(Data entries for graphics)

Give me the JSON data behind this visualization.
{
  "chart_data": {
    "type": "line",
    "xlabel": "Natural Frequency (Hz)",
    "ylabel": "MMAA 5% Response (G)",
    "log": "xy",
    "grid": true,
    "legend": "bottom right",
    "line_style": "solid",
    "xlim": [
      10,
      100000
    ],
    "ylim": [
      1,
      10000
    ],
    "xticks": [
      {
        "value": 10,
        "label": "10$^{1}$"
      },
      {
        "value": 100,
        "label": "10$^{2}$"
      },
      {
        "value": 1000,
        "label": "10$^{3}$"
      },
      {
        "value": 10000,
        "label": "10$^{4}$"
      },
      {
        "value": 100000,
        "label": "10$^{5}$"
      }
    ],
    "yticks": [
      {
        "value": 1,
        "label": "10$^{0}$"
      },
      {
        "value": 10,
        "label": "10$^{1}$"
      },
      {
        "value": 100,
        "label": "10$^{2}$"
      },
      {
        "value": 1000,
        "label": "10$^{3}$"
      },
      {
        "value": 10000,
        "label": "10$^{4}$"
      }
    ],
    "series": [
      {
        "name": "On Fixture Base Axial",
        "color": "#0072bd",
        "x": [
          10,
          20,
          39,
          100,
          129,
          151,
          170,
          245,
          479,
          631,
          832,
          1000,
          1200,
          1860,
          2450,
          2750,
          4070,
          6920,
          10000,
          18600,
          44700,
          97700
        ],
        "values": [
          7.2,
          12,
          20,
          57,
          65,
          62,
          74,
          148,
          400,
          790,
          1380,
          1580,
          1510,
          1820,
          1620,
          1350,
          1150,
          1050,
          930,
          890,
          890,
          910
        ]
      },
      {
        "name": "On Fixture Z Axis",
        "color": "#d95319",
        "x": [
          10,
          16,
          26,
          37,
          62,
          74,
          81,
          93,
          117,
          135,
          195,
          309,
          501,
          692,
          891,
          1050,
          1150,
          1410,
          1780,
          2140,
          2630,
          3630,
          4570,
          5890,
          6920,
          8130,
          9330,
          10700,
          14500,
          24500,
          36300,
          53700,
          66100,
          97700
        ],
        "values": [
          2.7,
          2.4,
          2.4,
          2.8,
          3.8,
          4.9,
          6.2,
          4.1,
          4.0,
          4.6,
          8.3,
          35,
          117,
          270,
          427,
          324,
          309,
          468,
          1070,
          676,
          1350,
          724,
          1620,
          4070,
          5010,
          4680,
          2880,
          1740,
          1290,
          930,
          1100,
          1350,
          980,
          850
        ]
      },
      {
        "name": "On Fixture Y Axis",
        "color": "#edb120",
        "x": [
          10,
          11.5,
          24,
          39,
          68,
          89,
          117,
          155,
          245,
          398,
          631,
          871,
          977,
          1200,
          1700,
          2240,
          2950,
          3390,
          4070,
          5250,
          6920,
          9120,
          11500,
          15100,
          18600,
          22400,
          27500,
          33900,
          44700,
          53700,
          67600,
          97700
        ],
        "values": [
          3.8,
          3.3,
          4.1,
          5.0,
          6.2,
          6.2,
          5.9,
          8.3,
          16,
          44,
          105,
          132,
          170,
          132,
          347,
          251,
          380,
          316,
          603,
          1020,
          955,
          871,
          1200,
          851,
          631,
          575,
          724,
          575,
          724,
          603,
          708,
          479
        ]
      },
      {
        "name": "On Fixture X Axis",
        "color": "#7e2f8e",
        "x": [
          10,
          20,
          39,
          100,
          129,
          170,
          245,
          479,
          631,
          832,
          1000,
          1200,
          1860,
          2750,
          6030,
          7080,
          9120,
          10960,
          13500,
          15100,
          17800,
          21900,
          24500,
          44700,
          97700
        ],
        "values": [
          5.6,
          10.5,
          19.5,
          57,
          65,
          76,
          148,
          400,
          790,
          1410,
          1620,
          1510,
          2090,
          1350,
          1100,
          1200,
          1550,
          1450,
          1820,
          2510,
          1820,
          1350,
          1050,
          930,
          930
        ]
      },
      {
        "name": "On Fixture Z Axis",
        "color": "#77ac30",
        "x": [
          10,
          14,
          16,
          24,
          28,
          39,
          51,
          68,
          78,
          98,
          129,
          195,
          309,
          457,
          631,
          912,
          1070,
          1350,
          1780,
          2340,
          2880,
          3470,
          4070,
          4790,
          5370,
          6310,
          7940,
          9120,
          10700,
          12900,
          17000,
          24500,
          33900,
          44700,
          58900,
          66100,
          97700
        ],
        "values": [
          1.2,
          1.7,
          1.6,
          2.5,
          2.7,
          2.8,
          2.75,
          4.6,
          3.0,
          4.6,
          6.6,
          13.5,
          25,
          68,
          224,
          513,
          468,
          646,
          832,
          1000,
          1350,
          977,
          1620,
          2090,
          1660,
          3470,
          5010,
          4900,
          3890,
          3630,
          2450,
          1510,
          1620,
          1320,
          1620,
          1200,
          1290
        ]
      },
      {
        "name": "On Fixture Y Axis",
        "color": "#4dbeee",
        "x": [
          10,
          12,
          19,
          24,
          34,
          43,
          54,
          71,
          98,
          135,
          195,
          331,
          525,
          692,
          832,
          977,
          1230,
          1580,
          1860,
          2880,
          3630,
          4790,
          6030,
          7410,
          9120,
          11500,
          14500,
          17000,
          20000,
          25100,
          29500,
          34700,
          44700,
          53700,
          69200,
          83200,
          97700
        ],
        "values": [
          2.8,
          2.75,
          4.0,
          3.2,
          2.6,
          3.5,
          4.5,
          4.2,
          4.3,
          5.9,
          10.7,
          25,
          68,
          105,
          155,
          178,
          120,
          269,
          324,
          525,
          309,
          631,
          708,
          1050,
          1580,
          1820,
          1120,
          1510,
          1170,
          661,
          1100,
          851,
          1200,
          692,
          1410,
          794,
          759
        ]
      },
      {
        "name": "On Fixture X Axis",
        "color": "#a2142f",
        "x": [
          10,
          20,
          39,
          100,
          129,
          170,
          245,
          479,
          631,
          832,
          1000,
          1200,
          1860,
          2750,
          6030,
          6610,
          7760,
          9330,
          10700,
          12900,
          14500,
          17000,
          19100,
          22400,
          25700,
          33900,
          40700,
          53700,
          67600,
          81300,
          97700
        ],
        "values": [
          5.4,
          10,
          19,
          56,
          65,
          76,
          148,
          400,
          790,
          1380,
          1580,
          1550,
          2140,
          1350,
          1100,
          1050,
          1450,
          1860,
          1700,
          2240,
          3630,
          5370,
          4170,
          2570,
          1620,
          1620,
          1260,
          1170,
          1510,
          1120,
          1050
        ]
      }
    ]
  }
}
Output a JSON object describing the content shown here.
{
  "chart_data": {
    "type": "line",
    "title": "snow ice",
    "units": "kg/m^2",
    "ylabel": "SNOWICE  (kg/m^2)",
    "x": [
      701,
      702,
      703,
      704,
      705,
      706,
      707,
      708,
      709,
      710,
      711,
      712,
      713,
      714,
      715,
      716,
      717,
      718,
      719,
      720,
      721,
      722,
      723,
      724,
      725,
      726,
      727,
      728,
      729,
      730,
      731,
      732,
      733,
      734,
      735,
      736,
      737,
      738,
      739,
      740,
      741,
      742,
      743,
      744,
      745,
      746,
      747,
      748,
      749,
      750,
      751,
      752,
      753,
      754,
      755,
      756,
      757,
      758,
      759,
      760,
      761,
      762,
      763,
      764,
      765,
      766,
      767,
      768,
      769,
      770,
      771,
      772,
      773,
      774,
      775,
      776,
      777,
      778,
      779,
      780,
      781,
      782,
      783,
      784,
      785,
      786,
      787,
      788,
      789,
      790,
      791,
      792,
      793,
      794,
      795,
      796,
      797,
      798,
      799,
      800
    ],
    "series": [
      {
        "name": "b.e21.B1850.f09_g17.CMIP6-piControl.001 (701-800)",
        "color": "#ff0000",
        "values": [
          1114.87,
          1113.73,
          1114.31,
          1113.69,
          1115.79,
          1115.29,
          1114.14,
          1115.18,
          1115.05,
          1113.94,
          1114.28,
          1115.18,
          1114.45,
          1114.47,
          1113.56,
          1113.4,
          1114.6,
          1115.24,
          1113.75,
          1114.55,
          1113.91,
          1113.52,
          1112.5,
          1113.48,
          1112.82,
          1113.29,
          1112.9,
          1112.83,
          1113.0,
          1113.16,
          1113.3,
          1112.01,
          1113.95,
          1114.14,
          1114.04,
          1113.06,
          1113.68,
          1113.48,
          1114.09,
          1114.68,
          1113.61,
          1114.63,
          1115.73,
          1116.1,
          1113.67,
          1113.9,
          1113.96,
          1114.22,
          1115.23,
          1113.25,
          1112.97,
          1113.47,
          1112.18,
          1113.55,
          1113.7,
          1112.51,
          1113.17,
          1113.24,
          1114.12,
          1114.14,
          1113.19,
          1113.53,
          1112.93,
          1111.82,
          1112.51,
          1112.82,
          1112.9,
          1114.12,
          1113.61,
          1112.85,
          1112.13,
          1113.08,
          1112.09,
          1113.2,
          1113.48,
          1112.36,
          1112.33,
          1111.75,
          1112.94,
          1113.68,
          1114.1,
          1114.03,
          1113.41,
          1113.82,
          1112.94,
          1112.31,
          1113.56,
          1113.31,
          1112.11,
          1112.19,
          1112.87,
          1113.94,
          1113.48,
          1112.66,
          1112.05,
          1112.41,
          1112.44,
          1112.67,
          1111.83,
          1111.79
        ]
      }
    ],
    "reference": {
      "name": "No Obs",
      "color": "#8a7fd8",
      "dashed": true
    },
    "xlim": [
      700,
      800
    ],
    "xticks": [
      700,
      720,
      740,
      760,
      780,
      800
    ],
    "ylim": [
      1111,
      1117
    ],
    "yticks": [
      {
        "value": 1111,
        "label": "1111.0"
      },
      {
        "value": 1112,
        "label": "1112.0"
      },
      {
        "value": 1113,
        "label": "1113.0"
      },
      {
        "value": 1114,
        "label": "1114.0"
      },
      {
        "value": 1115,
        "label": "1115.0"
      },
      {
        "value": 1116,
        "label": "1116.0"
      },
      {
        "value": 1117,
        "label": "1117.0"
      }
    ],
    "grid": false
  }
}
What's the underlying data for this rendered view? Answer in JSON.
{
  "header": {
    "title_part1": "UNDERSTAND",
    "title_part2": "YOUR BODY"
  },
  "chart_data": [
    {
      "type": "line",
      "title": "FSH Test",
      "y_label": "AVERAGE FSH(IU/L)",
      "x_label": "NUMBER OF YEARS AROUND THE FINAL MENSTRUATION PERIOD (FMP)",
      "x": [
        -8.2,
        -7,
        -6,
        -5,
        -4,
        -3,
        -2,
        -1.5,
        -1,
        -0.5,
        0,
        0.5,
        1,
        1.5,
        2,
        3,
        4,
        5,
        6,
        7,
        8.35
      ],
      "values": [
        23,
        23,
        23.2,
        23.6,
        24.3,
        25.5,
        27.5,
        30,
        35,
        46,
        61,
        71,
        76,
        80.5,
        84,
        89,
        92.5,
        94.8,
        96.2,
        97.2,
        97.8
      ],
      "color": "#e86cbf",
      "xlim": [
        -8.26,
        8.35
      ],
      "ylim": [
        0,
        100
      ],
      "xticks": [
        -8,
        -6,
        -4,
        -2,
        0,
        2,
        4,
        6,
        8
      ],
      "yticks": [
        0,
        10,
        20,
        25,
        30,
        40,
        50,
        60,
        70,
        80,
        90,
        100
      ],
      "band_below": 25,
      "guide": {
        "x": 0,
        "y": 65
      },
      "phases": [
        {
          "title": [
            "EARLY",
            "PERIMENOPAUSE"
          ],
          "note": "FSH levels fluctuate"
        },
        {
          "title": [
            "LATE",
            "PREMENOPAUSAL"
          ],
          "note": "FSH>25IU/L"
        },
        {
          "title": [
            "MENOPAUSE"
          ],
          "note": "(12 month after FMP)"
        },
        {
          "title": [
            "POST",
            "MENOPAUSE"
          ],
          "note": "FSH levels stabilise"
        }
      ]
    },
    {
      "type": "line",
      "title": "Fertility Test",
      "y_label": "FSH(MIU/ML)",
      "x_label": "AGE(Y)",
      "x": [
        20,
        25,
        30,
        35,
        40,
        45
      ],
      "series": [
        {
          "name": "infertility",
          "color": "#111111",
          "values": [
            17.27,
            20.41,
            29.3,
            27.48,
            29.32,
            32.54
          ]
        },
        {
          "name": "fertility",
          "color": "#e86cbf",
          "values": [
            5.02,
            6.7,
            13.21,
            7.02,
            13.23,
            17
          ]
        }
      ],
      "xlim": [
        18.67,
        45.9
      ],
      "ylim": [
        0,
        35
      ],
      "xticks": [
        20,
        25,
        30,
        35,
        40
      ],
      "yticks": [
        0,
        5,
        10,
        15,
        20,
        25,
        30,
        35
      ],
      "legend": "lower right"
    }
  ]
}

● **Objective**
Scan the material above for the string "note" and report each line where you find it.

● **Task output**
          "note": "FSH levels fluctuate"
          "note": "FSH>25IU/L"
          "note": "(12 month after FMP)"
          "note": "FSH levels stabilise"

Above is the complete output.